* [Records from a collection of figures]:

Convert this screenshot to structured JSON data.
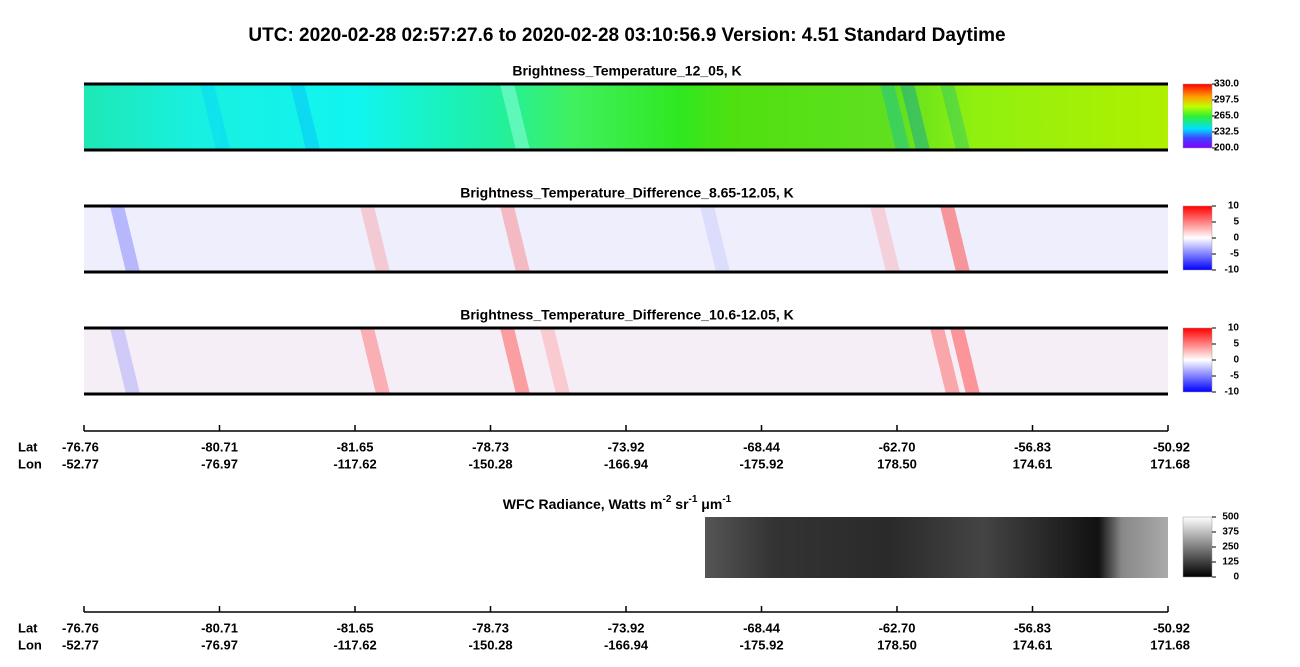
{
  "title": "UTC:  2020-02-28   02:57:27.6  to  2020-02-28   03:10:56.9    Version: 4.51  Standard Daytime",
  "panels": [
    {
      "title": "Brightness_Temperature_12_05, K",
      "colorbar": [
        "330.0",
        "297.5",
        "265.0",
        "232.5",
        "200.0"
      ]
    },
    {
      "title": "Brightness_Temperature_Difference_8.65-12.05, K",
      "colorbar": [
        "10",
        "5",
        "0",
        "-5",
        "-10"
      ]
    },
    {
      "title": "Brightness_Temperature_Difference_10.6-12.05, K",
      "colorbar": [
        "10",
        "5",
        "0",
        "-5",
        "-10"
      ]
    }
  ],
  "wfc": {
    "title": [
      "WFC Radiance, Watts m",
      "-2",
      " sr",
      "-1",
      " μm",
      "-1"
    ],
    "colorbar": [
      "500",
      "375",
      "250",
      "125",
      "0"
    ]
  },
  "axes": [
    {
      "row_labels": [
        "Lat",
        "Lon"
      ],
      "lat": [
        "-76.76",
        "-80.71",
        "-81.65",
        "-78.73",
        "-73.92",
        "-68.44",
        "-62.70",
        "-56.83",
        "-50.92"
      ],
      "lon": [
        "-52.77",
        "-76.97",
        "-117.62",
        "-150.28",
        "-166.94",
        "-175.92",
        "178.50",
        "174.61",
        "171.68"
      ]
    },
    {
      "row_labels": [
        "Lat",
        "Lon"
      ],
      "lat": [
        "-76.76",
        "-80.71",
        "-81.65",
        "-78.73",
        "-73.92",
        "-68.44",
        "-62.70",
        "-56.83",
        "-50.92"
      ],
      "lon": [
        "-52.77",
        "-76.97",
        "-117.62",
        "-150.28",
        "-166.94",
        "-175.92",
        "178.50",
        "174.61",
        "171.68"
      ]
    }
  ]
}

* [Task brief]: Where a line of the material above holds the string "title", copy that line.

* [Solution to this exercise]:
  "title": "UTC:  2020-02-28   02:57:27.6  to  2020-02-28   03:10:56.9    Version: 4.51  Standard Daytime",
      "title": "Brightness_Temperature_12_05, K",
      "title": "Brightness_Temperature_Difference_8.65-12.05, K",
      "title": "Brightness_Temperature_Difference_10.6-12.05, K",
    "title": [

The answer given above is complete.